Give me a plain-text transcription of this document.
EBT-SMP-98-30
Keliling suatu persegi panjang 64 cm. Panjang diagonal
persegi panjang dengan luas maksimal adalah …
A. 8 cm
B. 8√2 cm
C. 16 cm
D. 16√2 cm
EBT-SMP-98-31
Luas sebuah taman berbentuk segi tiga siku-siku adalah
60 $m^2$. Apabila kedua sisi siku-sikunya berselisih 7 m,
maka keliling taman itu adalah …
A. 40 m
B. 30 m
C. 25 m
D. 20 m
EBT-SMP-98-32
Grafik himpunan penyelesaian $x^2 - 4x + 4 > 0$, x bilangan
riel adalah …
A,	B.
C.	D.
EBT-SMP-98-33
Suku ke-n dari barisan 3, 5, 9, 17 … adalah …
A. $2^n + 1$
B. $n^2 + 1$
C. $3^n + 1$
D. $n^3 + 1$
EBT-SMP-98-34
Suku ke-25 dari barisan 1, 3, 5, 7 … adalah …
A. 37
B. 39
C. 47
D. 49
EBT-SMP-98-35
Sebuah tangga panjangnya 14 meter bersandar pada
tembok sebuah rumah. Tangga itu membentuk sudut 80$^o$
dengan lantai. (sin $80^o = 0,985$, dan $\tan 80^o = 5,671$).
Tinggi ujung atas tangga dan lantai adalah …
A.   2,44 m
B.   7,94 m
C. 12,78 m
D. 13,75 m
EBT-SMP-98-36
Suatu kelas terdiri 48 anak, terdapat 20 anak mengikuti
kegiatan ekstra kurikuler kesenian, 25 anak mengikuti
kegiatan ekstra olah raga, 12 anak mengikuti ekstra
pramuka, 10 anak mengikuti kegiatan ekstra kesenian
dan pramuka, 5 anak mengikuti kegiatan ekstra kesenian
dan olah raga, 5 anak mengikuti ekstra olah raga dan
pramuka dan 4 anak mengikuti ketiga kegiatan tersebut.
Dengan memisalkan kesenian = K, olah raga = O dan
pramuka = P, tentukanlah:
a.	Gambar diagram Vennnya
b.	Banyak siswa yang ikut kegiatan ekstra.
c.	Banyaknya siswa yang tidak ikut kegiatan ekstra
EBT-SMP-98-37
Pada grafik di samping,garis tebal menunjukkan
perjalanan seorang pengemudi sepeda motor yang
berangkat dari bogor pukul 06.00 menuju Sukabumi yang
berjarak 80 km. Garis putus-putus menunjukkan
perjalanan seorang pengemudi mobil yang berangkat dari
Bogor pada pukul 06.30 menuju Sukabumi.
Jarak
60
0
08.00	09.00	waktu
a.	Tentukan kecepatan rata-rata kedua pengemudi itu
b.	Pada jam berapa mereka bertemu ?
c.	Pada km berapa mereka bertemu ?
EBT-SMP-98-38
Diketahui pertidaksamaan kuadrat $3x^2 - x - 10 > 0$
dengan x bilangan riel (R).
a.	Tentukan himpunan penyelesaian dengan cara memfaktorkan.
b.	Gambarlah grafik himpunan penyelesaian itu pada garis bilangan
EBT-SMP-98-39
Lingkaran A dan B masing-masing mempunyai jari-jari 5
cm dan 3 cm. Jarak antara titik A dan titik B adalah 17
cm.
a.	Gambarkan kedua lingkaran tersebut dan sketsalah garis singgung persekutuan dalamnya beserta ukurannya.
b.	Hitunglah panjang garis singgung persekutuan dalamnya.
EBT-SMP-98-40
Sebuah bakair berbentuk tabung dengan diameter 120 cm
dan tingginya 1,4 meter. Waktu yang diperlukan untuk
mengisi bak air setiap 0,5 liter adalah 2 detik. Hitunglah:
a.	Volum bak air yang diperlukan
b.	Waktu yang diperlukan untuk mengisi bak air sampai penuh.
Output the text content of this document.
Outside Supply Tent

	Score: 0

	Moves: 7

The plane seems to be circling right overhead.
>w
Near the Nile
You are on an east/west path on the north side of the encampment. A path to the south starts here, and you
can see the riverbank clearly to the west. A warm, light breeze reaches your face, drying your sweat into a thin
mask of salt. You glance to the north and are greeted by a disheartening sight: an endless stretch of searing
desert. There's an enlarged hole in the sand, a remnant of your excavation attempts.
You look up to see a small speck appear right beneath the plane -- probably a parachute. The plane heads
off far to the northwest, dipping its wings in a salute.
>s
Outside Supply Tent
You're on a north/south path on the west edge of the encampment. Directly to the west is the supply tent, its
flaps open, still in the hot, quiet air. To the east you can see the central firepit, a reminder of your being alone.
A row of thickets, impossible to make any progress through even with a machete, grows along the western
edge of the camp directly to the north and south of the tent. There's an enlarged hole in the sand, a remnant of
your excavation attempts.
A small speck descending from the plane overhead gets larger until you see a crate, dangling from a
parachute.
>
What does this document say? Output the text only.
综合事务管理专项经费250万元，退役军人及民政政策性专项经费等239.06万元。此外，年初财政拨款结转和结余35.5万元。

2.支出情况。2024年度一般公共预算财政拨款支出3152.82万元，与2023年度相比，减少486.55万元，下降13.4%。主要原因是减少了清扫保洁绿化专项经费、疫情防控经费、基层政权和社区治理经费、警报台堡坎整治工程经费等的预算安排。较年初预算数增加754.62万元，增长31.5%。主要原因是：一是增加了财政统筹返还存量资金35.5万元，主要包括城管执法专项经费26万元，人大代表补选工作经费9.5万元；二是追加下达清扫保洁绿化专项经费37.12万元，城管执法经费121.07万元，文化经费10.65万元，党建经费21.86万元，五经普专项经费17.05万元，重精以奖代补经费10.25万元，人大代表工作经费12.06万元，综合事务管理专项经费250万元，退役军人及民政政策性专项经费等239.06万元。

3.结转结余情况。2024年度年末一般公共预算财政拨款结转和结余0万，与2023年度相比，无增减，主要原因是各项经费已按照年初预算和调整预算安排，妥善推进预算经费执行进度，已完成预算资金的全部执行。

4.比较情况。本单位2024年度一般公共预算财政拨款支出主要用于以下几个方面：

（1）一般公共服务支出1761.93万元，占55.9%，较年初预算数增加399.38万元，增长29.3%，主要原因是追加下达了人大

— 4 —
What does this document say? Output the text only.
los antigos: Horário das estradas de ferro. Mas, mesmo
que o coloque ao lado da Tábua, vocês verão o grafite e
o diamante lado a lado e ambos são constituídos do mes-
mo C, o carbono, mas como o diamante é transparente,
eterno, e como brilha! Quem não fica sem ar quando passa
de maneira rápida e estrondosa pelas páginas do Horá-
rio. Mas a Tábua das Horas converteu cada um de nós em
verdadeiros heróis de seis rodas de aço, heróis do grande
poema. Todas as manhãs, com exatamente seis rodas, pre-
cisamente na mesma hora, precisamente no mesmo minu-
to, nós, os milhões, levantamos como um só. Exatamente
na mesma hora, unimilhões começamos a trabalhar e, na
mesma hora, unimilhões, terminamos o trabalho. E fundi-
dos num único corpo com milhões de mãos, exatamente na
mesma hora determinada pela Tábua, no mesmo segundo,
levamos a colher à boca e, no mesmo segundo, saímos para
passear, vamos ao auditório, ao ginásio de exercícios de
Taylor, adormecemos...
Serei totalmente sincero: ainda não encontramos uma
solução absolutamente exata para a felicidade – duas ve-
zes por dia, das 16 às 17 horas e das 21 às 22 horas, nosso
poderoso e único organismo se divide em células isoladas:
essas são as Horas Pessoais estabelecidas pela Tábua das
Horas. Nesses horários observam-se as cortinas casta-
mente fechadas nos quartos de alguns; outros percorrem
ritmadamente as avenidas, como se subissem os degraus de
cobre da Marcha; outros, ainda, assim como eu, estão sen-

|---|

▶ The problem: Retype the material in full, character for character.

▶ Result for this task:
Give me a plain-text transcription of this document.
EBT-SMP-98-30
Keliling suatu persegi panjang 64 cm. Panjang diagonal
persegi panjang dengan luas maksimal adalah …
A. 8 cm
B. 8√2 cm
C. 16 cm
D. 16√2 cm
EBT-SMP-98-31
Luas sebuah taman berbentuk segi tiga siku-siku adalah
60 $m^2$. Apabila kedua sisi siku-sikunya berselisih 7 m,
maka keliling taman itu adalah …
A. 40 m
B. 30 m
C. 25 m
D. 20 m
EBT-SMP-98-32
Grafik himpunan penyelesaian $x^2 - 4x + 4 > 0$, x bilangan
riel adalah …
A,	B.
C.	D.
EBT-SMP-98-33
Suku ke-n dari barisan 3, 5, 9, 17 … adalah …
A. $2^n + 1$
B. $n^2 + 1$
C. $3^n + 1$
D. $n^3 + 1$
EBT-SMP-98-34
Suku ke-25 dari barisan 1, 3, 5, 7 … adalah …
A. 37
B. 39
C. 47
D. 49
EBT-SMP-98-35
Sebuah tangga panjangnya 14 meter bersandar pada
tembok sebuah rumah. Tangga itu membentuk sudut 80$^o$
dengan lantai. (sin $80^o = 0,985$, dan $\tan 80^o = 5,671$).
Tinggi ujung atas tangga dan lantai adalah …
A.   2,44 m
B.   7,94 m
C. 12,78 m
D. 13,75 m
EBT-SMP-98-36
Suatu kelas terdiri 48 anak, terdapat 20 anak mengikuti
kegiatan ekstra kurikuler kesenian, 25 anak mengikuti
kegiatan ekstra olah raga, 12 anak mengikuti ekstra
pramuka, 10 anak mengikuti kegiatan ekstra kesenian
dan pramuka, 5 anak mengikuti kegiatan ekstra kesenian
dan olah raga, 5 anak mengikuti ekstra olah raga dan
pramuka dan 4 anak mengikuti ketiga kegiatan tersebut.
Dengan memisalkan kesenian = K, olah raga = O dan
pramuka = P, tentukanlah:
a.	Gambar diagram Vennnya
b.	Banyak siswa yang ikut kegiatan ekstra.
c.	Banyaknya siswa yang tidak ikut kegiatan ekstra
EBT-SMP-98-37
Pada grafik di samping,garis tebal menunjukkan
perjalanan seorang pengemudi sepeda motor yang
berangkat dari bogor pukul 06.00 menuju Sukabumi yang
berjarak 80 km. Garis putus-putus menunjukkan
perjalanan seorang pengemudi mobil yang berangkat dari
Bogor pada pukul 06.30 menuju Sukabumi.
Jarak
60
0
08.00	09.00	waktu
a.	Tentukan kecepatan rata-rata kedua pengemudi itu
b.	Pada jam berapa mereka bertemu ?
c.	Pada km berapa mereka bertemu ?
EBT-SMP-98-38
Diketahui pertidaksamaan kuadrat $3x^2 - x - 10 > 0$
dengan x bilangan riel (R).
a.	Tentukan himpunan penyelesaian dengan cara memfaktorkan.
b.	Gambarlah grafik himpunan penyelesaian itu pada garis bilangan
EBT-SMP-98-39
Lingkaran A dan B masing-masing mempunyai jari-jari 5
cm dan 3 cm. Jarak antara titik A dan titik B adalah 17
cm.
a.	Gambarkan kedua lingkaran tersebut dan sketsalah garis singgung persekutuan dalamnya beserta ukurannya.
b.	Hitunglah panjang garis singgung persekutuan dalamnya.
EBT-SMP-98-40
Sebuah bakair berbentuk tabung dengan diameter 120 cm
dan tingginya 1,4 meter. Waktu yang diperlukan untuk
mengisi bak air setiap 0,5 liter adalah 2 detik. Hitunglah:
a.	Volum bak air yang diperlukan
b.	Waktu yang diperlukan untuk mengisi bak air sampai penuh.
Output the text content of this document.
Outside Supply Tent

	Score: 0

	Moves: 7

The plane seems to be circling right overhead.
>w
Near the Nile
You are on an east/west path on the north side of the encampment. A path to the south starts here, and you
can see the riverbank clearly to the west. A warm, light breeze reaches your face, drying your sweat into a thin
mask of salt. You glance to the north and are greeted by a disheartening sight: an endless stretch of searing
desert. There's an enlarged hole in the sand, a remnant of your excavation attempts.
You look up to see a small speck appear right beneath the plane -- probably a parachute. The plane heads
off far to the northwest, dipping its wings in a salute.
>s
Outside Supply Tent
You're on a north/south path on the west edge of the encampment. Directly to the west is the supply tent, its
flaps open, still in the hot, quiet air. To the east you can see the central firepit, a reminder of your being alone.
A row of thickets, impossible to make any progress through even with a machete, grows along the western
edge of the camp directly to the north and south of the tent. There's an enlarged hole in the sand, a remnant of
your excavation attempts.
A small speck descending from the plane overhead gets larger until you see a crate, dangling from a
parachute.
>
What does this document say? Output the text only.
综合事务管理专项经费250万元，退役军人及民政政策性专项经费等239.06万元。此外，年初财政拨款结转和结余35.5万元。

2.支出情况。2024年度一般公共预算财政拨款支出3152.82万元，与2023年度相比，减少486.55万元，下降13.4%。主要原因是减少了清扫保洁绿化专项经费、疫情防控经费、基层政权和社区治理经费、警报台堡坎整治工程经费等的预算安排。较年初预算数增加754.62万元，增长31.5%。主要原因是：一是增加了财政统筹返还存量资金35.5万元，主要包括城管执法专项经费26万元，人大代表补选工作经费9.5万元；二是追加下达清扫保洁绿化专项经费37.12万元，城管执法经费121.07万元，文化经费10.65万元，党建经费21.86万元，五经普专项经费17.05万元，重精以奖代补经费10.25万元，人大代表工作经费12.06万元，综合事务管理专项经费250万元，退役军人及民政政策性专项经费等239.06万元。

3.结转结余情况。2024年度年末一般公共预算财政拨款结转和结余0万，与2023年度相比，无增减，主要原因是各项经费已按照年初预算和调整预算安排，妥善推进预算经费执行进度，已完成预算资金的全部执行。

4.比较情况。本单位2024年度一般公共预算财政拨款支出主要用于以下几个方面：

（1）一般公共服务支出1761.93万元，占55.9%，较年初预算数增加399.38万元，增长29.3%，主要原因是追加下达了人大

— 4 —
What does this document say? Output the text only.
los antigos: Horário das estradas de ferro. Mas, mesmo
que o coloque ao lado da Tábua, vocês verão o grafite e
o diamante lado a lado e ambos são constituídos do mes-
mo C, o carbono, mas como o diamante é transparente,
eterno, e como brilha! Quem não fica sem ar quando passa
de maneira rápida e estrondosa pelas páginas do Horá-
rio. Mas a Tábua das Horas converteu cada um de nós em
verdadeiros heróis de seis rodas de aço, heróis do grande
poema. Todas as manhãs, com exatamente seis rodas, pre-
cisamente na mesma hora, precisamente no mesmo minu-
to, nós, os milhões, levantamos como um só. Exatamente
na mesma hora, unimilhões começamos a trabalhar e, na
mesma hora, unimilhões, terminamos o trabalho. E fundi-
dos num único corpo com milhões de mãos, exatamente na
mesma hora determinada pela Tábua, no mesmo segundo,
levamos a colher à boca e, no mesmo segundo, saímos para
passear, vamos ao auditório, ao ginásio de exercícios de
Taylor, adormecemos...
Serei totalmente sincero: ainda não encontramos uma
solução absolutamente exata para a felicidade – duas ve-
zes por dia, das 16 às 17 horas e das 21 às 22 horas, nosso
poderoso e único organismo se divide em células isoladas:
essas são as Horas Pessoais estabelecidas pela Tábua das
Horas. Nesses horários observam-se as cortinas casta-
mente fechadas nos quartos de alguns; outros percorrem
ritmadamente as avenidas, como se subissem os degraus de
cobre da Marcha; outros, ainda, assim como eu, estão sen-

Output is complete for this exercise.